## [Rows]
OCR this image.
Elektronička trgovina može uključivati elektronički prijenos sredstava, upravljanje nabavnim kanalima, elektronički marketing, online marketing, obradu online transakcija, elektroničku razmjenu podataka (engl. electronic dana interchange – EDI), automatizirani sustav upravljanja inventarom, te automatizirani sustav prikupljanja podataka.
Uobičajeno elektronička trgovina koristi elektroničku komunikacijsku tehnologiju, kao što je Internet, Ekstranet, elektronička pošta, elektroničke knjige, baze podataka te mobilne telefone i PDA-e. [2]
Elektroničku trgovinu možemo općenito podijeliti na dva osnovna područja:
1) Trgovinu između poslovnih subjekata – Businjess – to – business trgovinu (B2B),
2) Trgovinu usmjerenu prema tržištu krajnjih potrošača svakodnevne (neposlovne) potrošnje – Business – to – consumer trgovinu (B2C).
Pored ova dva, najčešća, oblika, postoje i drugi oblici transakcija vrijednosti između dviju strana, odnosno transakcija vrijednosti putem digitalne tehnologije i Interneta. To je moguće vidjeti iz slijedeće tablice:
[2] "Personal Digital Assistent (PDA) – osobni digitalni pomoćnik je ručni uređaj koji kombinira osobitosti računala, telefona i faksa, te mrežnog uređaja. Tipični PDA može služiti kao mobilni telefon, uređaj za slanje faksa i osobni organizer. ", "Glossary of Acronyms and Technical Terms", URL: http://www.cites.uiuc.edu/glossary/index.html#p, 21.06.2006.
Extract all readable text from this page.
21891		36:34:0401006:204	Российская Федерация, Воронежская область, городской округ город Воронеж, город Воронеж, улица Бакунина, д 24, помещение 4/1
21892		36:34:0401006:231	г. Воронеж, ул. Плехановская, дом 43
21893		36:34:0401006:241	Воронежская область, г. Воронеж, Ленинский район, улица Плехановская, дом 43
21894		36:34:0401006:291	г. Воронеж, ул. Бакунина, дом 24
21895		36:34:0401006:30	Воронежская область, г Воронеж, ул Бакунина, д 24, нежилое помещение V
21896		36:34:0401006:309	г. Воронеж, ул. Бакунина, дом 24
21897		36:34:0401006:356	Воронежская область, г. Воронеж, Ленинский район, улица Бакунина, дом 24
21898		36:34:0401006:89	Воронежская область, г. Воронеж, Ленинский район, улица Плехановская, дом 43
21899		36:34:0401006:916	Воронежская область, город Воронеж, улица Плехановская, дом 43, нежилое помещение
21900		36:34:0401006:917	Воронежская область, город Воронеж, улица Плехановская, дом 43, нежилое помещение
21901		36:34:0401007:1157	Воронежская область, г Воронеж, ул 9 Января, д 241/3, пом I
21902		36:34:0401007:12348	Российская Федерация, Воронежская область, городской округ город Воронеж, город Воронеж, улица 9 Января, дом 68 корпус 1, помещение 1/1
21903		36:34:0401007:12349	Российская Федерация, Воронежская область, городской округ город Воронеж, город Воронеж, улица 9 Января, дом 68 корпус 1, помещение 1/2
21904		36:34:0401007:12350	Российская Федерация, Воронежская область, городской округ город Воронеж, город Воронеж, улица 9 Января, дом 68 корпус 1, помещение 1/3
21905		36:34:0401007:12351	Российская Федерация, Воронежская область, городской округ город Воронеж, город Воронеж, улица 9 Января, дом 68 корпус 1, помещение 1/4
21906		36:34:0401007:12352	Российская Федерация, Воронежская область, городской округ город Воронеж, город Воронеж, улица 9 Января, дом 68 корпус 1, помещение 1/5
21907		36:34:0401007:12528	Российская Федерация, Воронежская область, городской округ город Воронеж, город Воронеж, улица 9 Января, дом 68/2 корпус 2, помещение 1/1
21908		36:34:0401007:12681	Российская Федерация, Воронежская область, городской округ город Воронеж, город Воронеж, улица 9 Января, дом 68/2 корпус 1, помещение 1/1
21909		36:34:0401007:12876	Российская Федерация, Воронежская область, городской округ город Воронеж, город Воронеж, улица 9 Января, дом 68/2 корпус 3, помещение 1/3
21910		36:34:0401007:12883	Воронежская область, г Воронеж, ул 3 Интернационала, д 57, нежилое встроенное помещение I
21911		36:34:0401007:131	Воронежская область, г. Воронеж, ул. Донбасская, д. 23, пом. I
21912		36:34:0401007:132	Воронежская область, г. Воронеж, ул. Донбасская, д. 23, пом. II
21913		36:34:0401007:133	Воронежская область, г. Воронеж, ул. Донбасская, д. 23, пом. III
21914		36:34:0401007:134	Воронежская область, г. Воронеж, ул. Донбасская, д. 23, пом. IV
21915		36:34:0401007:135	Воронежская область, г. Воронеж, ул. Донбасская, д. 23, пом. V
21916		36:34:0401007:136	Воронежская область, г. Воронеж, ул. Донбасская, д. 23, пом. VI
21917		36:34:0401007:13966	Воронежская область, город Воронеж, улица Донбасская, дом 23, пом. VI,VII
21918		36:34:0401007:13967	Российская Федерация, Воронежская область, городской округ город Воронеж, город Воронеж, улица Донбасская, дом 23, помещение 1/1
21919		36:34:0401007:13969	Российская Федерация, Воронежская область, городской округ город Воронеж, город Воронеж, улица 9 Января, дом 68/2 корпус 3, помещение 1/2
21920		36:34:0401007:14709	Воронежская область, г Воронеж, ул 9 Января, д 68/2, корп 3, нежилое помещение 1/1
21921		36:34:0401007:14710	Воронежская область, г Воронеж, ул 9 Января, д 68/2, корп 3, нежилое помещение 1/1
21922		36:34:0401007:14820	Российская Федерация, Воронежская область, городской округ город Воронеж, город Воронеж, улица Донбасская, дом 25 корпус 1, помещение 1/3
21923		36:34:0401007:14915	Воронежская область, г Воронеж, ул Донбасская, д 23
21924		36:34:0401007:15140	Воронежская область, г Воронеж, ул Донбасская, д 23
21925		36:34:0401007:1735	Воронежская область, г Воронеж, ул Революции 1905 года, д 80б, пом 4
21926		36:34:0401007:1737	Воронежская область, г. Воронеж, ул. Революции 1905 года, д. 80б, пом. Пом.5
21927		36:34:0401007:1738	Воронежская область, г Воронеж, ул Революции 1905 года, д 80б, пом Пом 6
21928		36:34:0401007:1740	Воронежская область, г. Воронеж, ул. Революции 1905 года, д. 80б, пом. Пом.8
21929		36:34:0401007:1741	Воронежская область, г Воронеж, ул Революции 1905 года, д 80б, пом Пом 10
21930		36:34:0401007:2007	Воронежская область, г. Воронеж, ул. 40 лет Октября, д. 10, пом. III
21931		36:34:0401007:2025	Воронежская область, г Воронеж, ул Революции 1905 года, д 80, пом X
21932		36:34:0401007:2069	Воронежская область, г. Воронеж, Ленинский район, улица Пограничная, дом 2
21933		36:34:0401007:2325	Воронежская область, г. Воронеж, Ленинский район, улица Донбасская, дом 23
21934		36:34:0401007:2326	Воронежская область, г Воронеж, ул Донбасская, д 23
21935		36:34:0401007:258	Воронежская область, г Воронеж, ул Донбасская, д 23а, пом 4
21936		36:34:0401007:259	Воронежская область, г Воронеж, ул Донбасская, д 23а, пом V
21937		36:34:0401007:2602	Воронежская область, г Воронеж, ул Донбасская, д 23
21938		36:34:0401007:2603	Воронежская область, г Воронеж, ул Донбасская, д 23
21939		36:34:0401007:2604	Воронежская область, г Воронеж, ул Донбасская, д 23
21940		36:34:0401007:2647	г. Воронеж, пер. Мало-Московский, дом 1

## [Directive]
The answer is a single number: how many lines include the word "podataka"?

## [The response]
2